## Supplied data
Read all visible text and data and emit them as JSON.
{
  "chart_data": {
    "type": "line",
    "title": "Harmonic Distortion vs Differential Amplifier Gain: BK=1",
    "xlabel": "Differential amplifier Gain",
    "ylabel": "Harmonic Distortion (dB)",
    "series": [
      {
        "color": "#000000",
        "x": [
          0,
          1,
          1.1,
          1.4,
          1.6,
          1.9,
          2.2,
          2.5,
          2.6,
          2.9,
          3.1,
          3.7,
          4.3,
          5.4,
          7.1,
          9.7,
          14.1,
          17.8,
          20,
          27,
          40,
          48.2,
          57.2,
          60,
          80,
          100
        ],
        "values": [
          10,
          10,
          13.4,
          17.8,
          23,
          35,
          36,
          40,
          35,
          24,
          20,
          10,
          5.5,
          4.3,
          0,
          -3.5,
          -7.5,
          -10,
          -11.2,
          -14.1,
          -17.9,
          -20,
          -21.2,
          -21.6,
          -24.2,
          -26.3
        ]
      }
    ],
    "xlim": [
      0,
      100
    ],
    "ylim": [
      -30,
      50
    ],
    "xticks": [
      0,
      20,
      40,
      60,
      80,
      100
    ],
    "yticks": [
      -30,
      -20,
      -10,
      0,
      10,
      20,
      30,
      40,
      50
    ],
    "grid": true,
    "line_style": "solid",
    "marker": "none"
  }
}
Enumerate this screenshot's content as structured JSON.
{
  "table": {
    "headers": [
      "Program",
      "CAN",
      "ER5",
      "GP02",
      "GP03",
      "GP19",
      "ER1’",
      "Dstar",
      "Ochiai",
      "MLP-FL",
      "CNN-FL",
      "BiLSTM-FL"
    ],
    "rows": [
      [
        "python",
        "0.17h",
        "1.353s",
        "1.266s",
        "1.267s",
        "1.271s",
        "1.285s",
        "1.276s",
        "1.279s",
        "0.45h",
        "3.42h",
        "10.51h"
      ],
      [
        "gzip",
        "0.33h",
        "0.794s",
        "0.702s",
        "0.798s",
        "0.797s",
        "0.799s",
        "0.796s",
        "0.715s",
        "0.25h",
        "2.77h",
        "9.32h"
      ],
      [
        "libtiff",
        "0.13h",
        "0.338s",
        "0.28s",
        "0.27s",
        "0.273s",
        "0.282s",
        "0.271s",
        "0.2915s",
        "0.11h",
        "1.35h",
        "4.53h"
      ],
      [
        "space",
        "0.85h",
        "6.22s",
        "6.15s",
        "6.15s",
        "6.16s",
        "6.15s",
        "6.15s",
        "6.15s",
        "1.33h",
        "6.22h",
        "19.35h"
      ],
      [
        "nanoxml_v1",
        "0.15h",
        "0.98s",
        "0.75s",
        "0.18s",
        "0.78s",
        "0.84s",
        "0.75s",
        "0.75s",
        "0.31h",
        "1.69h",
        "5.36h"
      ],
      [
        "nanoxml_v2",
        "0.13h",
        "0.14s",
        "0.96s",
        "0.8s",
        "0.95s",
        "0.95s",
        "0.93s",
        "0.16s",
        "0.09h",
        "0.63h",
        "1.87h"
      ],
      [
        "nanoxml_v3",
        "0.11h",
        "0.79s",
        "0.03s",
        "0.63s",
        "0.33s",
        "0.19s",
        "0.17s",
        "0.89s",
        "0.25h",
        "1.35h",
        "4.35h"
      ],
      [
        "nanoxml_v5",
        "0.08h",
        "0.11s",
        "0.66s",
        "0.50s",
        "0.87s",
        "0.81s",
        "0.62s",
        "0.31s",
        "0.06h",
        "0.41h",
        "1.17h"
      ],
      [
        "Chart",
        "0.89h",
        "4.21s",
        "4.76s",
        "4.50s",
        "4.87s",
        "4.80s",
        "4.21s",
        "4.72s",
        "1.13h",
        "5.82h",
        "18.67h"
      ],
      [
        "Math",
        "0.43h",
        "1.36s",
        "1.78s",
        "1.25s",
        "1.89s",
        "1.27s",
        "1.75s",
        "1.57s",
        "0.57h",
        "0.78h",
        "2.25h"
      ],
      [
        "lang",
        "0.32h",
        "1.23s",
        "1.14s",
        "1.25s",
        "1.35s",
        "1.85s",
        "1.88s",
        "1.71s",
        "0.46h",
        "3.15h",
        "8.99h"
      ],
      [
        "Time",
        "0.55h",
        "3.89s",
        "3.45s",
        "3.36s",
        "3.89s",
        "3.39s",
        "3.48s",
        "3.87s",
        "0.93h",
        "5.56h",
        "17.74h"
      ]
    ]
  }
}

## Objective
Repeat every line of the material exactly as given.

## Task response
Read all visible text and data and emit them as JSON.
{
  "chart_data": {
    "type": "line",
    "title": "Harmonic Distortion vs Differential Amplifier Gain: BK=1",
    "xlabel": "Differential amplifier Gain",
    "ylabel": "Harmonic Distortion (dB)",
    "series": [
      {
        "color": "#000000",
        "x": [
          0,
          1,
          1.1,
          1.4,
          1.6,
          1.9,
          2.2,
          2.5,
          2.6,
          2.9,
          3.1,
          3.7,
          4.3,
          5.4,
          7.1,
          9.7,
          14.1,
          17.8,
          20,
          27,
          40,
          48.2,
          57.2,
          60,
          80,
          100
        ],
        "values": [
          10,
          10,
          13.4,
          17.8,
          23,
          35,
          36,
          40,
          35,
          24,
          20,
          10,
          5.5,
          4.3,
          0,
          -3.5,
          -7.5,
          -10,
          -11.2,
          -14.1,
          -17.9,
          -20,
          -21.2,
          -21.6,
          -24.2,
          -26.3
        ]
      }
    ],
    "xlim": [
      0,
      100
    ],
    "ylim": [
      -30,
      50
    ],
    "xticks": [
      0,
      20,
      40,
      60,
      80,
      100
    ],
    "yticks": [
      -30,
      -20,
      -10,
      0,
      10,
      20,
      30,
      40,
      50
    ],
    "grid": true,
    "line_style": "solid",
    "marker": "none"
  }
}
Enumerate this screenshot's content as structured JSON.
{
  "table": {
    "headers": [
      "Program",
      "CAN",
      "ER5",
      "GP02",
      "GP03",
      "GP19",
      "ER1’",
      "Dstar",
      "Ochiai",
      "MLP-FL",
      "CNN-FL",
      "BiLSTM-FL"
    ],
    "rows": [
      [
        "python",
        "0.17h",
        "1.353s",
        "1.266s",
        "1.267s",
        "1.271s",
        "1.285s",
        "1.276s",
        "1.279s",
        "0.45h",
        "3.42h",
        "10.51h"
      ],
      [
        "gzip",
        "0.33h",
        "0.794s",
        "0.702s",
        "0.798s",
        "0.797s",
        "0.799s",
        "0.796s",
        "0.715s",
        "0.25h",
        "2.77h",
        "9.32h"
      ],
      [
        "libtiff",
        "0.13h",
        "0.338s",
        "0.28s",
        "0.27s",
        "0.273s",
        "0.282s",
        "0.271s",
        "0.2915s",
        "0.11h",
        "1.35h",
        "4.53h"
      ],
      [
        "space",
        "0.85h",
        "6.22s",
        "6.15s",
        "6.15s",
        "6.16s",
        "6.15s",
        "6.15s",
        "6.15s",
        "1.33h",
        "6.22h",
        "19.35h"
      ],
      [
        "nanoxml_v1",
        "0.15h",
        "0.98s",
        "0.75s",
        "0.18s",
        "0.78s",
        "0.84s",
        "0.75s",
        "0.75s",
        "0.31h",
        "1.69h",
        "5.36h"
      ],
      [
        "nanoxml_v2",
        "0.13h",
        "0.14s",
        "0.96s",
        "0.8s",
        "0.95s",
        "0.95s",
        "0.93s",
        "0.16s",
        "0.09h",
        "0.63h",
        "1.87h"
      ],
      [
        "nanoxml_v3",
        "0.11h",
        "0.79s",
        "0.03s",
        "0.63s",
        "0.33s",
        "0.19s",
        "0.17s",
        "0.89s",
        "0.25h",
        "1.35h",
        "4.35h"
      ],
      [
        "nanoxml_v5",
        "0.08h",
        "0.11s",
        "0.66s",
        "0.50s",
        "0.87s",
        "0.81s",
        "0.62s",
        "0.31s",
        "0.06h",
        "0.41h",
        "1.17h"
      ],
      [
        "Chart",
        "0.89h",
        "4.21s",
        "4.76s",
        "4.50s",
        "4.87s",
        "4.80s",
        "4.21s",
        "4.72s",
        "1.13h",
        "5.82h",
        "18.67h"
      ],
      [
        "Math",
        "0.43h",
        "1.36s",
        "1.78s",
        "1.25s",
        "1.89s",
        "1.27s",
        "1.75s",
        "1.57s",
        "0.57h",
        "0.78h",
        "2.25h"
      ],
      [
        "lang",
        "0.32h",
        "1.23s",
        "1.14s",
        "1.25s",
        "1.35s",
        "1.85s",
        "1.88s",
        "1.71s",
        "0.46h",
        "3.15h",
        "8.99h"
      ],
      [
        "Time",
        "0.55h",
        "3.89s",
        "3.45s",
        "3.36s",
        "3.89s",
        "3.39s",
        "3.48s",
        "3.87s",
        "0.93h",
        "5.56h",
        "17.74h"
      ]
    ]
  }
}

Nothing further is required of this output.